◆ Entries shown ◆
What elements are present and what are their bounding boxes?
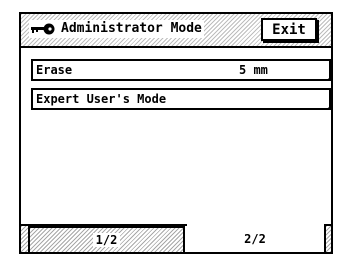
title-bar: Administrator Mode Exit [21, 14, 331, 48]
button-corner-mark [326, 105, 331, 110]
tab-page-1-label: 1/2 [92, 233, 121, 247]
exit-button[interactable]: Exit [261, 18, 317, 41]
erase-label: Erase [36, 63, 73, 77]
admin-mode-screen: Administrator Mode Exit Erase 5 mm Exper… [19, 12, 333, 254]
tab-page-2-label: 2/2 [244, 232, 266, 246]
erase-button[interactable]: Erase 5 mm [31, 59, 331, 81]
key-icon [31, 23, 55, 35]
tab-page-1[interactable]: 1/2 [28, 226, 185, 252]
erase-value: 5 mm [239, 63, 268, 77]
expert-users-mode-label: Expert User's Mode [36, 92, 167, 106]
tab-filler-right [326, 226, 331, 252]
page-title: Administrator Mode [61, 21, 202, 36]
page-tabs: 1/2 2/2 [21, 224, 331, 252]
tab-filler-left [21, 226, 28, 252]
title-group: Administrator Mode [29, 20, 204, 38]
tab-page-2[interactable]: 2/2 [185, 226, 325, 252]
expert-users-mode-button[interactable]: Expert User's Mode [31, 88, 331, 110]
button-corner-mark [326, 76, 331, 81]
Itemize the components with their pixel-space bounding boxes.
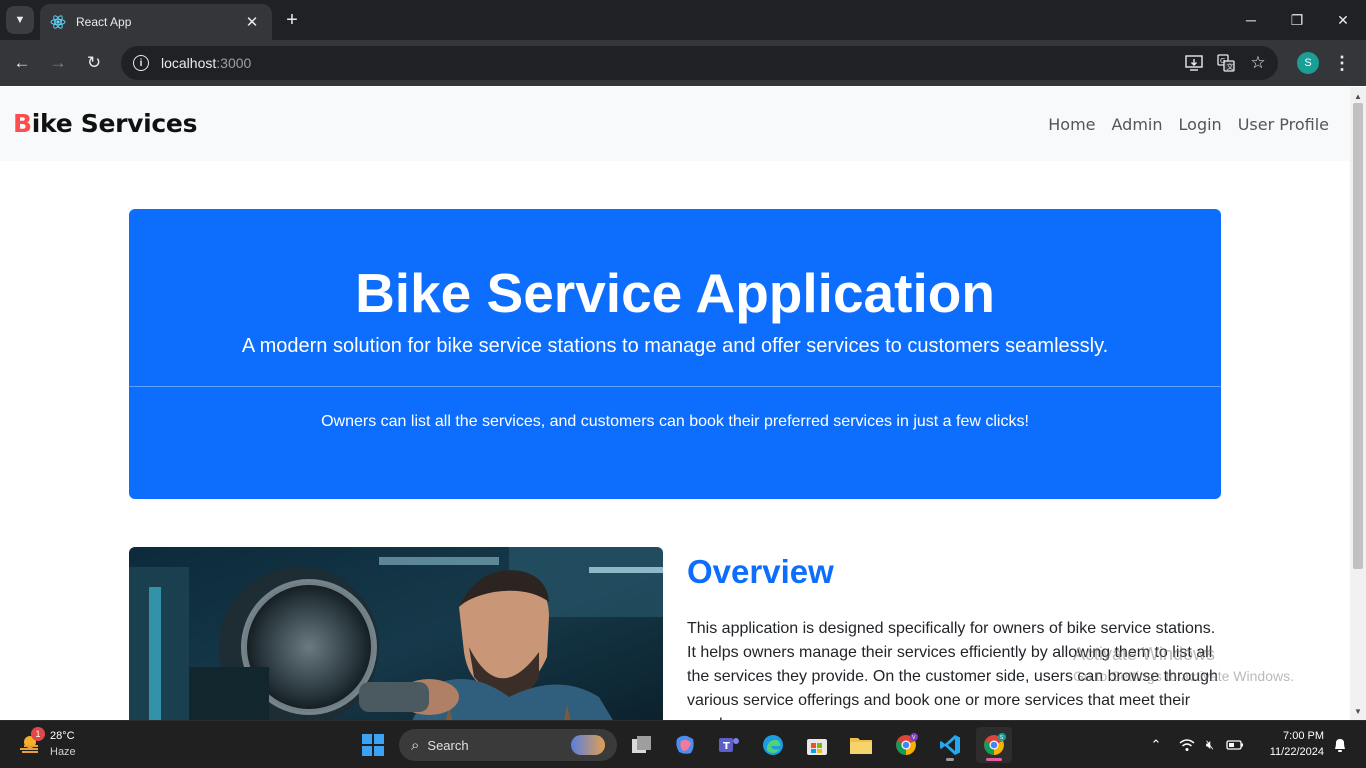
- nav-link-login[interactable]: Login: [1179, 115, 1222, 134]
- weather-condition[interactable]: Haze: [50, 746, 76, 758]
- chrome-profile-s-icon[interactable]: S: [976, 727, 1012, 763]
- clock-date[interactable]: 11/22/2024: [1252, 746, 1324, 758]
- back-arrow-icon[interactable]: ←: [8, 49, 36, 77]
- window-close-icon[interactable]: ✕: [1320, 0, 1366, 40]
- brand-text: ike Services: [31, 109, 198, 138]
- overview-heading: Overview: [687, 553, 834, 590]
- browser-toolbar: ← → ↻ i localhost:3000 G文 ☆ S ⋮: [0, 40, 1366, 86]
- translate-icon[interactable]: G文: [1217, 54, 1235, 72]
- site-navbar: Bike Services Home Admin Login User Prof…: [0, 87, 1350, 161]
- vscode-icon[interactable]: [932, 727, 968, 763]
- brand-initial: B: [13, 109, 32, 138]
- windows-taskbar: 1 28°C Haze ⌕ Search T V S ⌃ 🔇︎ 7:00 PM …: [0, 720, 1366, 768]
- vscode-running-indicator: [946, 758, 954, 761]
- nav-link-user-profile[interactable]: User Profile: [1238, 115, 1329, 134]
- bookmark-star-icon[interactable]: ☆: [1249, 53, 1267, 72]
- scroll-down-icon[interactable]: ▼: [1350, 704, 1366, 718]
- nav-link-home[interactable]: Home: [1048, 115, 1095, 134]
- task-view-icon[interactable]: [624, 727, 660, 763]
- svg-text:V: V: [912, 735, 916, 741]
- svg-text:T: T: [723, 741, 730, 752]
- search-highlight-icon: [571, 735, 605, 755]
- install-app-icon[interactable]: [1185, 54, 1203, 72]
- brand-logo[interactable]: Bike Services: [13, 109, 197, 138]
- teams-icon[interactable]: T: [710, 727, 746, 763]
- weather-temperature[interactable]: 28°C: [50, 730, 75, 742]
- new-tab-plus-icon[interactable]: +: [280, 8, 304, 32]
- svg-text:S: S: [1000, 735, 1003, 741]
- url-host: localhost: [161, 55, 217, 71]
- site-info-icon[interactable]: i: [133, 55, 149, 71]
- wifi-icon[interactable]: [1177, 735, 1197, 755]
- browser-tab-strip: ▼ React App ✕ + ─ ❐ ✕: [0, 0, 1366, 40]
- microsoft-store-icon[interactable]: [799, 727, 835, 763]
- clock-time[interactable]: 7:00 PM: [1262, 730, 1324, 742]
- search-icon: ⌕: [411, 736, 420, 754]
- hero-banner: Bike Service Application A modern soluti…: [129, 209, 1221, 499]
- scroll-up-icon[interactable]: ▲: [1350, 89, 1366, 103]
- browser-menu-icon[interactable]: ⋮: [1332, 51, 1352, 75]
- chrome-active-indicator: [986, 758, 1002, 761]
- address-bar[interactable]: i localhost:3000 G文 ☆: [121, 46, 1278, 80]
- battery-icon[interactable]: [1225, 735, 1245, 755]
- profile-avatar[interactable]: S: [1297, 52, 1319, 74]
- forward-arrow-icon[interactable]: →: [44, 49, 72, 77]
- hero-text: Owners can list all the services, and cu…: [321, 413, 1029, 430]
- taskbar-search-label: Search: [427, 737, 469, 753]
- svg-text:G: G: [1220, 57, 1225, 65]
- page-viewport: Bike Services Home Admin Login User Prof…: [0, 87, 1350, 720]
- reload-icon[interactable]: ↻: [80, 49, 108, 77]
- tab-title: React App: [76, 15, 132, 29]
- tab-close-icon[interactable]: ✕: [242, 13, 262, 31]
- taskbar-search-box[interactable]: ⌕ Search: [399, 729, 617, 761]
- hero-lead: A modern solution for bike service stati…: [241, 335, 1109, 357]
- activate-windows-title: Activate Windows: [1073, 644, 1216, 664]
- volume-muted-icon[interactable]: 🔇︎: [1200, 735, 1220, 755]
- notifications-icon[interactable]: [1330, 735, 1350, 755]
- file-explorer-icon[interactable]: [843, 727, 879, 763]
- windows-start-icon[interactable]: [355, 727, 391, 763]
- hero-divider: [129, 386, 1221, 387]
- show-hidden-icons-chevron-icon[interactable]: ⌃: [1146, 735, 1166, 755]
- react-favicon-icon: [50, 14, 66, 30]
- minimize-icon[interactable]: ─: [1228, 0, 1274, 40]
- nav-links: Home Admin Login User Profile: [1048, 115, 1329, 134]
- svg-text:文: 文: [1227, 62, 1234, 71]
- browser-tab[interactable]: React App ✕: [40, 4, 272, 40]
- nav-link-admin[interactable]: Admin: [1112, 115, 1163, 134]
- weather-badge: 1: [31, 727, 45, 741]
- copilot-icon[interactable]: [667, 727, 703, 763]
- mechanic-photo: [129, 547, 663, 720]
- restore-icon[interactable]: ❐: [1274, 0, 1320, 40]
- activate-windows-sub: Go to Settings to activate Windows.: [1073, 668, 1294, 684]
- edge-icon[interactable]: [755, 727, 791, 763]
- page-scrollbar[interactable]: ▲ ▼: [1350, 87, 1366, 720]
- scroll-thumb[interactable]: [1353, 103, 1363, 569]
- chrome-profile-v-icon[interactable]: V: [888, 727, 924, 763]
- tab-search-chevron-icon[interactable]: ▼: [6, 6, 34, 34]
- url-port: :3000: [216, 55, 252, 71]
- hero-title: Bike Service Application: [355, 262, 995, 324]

--

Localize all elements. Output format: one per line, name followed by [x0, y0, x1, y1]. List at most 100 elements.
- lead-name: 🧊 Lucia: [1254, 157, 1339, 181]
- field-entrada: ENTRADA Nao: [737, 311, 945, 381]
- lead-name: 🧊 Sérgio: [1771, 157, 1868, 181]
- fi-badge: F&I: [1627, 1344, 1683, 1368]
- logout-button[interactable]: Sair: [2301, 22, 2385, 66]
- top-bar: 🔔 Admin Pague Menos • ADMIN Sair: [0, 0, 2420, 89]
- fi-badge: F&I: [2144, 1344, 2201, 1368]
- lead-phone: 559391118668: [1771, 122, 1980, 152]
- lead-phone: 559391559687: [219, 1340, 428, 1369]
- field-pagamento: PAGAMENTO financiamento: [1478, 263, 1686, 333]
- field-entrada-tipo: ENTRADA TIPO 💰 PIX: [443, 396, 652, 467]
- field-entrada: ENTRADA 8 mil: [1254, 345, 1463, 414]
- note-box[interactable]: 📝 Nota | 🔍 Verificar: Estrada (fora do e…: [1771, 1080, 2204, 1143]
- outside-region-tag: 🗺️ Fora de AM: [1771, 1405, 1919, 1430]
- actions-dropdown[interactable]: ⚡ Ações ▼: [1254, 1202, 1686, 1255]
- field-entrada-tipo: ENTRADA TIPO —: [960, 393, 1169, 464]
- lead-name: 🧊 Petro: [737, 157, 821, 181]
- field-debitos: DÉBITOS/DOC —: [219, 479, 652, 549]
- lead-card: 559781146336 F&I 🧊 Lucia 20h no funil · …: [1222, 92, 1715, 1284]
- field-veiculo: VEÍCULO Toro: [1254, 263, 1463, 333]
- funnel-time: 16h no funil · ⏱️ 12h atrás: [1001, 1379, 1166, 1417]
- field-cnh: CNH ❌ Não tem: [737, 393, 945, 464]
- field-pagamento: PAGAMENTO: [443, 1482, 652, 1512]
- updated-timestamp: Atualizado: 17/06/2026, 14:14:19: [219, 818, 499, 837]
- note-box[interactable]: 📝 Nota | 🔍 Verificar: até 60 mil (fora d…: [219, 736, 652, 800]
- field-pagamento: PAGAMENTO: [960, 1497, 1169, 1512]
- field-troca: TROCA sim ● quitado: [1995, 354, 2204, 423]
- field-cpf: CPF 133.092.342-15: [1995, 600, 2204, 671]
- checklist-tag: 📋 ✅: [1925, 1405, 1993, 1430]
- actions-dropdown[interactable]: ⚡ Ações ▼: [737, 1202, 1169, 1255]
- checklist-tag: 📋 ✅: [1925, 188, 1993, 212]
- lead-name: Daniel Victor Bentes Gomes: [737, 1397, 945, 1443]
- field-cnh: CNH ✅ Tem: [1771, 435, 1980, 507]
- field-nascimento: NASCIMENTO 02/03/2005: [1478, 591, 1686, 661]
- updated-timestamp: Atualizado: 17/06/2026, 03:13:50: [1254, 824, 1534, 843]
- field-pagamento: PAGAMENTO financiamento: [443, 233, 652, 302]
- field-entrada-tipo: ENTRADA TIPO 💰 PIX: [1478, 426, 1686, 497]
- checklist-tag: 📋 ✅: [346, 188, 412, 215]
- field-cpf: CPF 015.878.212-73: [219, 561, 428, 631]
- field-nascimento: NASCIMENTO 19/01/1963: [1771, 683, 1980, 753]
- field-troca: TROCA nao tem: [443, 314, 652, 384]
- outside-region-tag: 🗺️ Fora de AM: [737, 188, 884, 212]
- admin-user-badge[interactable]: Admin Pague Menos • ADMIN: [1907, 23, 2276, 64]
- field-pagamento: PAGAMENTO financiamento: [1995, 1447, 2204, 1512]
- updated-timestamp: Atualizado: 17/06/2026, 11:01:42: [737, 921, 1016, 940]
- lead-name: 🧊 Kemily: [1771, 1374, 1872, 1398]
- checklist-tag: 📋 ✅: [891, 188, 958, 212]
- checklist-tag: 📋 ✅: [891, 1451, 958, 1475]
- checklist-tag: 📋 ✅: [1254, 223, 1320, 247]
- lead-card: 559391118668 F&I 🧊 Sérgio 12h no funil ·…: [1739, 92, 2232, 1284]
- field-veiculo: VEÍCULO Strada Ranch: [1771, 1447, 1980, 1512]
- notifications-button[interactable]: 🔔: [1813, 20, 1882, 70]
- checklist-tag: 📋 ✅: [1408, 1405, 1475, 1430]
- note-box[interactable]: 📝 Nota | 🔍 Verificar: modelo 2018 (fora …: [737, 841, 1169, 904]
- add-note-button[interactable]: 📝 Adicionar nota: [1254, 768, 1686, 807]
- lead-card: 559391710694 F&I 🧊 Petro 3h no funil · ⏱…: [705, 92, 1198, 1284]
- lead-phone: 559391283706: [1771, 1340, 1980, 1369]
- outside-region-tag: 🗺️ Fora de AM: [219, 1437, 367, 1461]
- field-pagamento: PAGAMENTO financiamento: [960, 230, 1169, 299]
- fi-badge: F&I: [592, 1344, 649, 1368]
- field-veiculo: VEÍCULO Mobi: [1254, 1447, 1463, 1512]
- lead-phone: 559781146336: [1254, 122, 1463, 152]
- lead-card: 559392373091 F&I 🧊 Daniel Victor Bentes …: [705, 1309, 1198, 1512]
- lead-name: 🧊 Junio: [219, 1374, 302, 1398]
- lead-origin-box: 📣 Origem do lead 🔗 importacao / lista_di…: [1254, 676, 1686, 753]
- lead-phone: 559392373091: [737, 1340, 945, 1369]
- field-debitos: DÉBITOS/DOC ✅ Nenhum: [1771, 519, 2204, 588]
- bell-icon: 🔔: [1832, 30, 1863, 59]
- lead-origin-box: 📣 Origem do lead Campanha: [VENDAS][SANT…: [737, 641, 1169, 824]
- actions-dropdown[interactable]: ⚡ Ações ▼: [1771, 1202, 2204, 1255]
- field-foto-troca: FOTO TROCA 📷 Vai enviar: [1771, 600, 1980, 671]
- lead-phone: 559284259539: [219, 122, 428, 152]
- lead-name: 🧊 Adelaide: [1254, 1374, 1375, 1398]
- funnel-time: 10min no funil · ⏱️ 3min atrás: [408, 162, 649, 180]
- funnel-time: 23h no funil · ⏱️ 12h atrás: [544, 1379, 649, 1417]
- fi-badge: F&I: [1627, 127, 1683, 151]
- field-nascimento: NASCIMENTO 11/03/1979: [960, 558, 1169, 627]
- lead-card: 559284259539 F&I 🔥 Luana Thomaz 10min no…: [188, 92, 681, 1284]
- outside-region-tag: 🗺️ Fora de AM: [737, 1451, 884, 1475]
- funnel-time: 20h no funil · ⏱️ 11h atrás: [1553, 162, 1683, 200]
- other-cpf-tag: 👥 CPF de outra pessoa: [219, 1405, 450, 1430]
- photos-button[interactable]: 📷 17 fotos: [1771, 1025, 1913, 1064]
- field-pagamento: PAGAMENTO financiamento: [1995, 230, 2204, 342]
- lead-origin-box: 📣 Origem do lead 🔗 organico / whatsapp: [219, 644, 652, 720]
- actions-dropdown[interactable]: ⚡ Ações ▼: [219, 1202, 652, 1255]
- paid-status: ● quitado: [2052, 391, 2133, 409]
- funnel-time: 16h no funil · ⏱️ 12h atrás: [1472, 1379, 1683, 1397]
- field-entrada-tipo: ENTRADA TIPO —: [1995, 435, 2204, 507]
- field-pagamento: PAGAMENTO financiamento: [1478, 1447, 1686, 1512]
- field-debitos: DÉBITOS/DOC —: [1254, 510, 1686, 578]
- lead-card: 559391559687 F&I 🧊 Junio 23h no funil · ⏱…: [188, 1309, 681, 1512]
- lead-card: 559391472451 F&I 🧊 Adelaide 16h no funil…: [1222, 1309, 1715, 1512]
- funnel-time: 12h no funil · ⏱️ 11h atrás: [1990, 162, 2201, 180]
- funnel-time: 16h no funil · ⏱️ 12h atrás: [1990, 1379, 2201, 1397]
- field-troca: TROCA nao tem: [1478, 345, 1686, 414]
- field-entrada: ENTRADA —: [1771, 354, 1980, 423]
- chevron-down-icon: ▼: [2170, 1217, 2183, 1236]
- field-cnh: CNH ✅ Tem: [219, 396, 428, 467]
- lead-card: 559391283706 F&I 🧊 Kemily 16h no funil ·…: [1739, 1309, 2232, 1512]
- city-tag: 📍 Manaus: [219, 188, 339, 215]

◆ Exercise objective ◆
Update the rows above from the line containing "Localize all elements." through the line containing "- top-bar: 🔔", changing "lead-name" to "contact-name" and keeping everything else the same. Return only those lines.

◆ Right answer ◆
Localize all elements. Output format: one per line, name followed by [x0, y0, x1, y1]. List at most 100 elements.
- contact-name: 🧊 Lucia: [1254, 157, 1339, 181]
- field-entrada: ENTRADA Nao: [737, 311, 945, 381]
- contact-name: 🧊 Sérgio: [1771, 157, 1868, 181]
- fi-badge: F&I: [1627, 1344, 1683, 1368]
- logout-button[interactable]: Sair: [2301, 22, 2385, 66]
- top-bar: 🔔 Admin Pague Menos • ADMIN Sair: [0, 0, 2420, 89]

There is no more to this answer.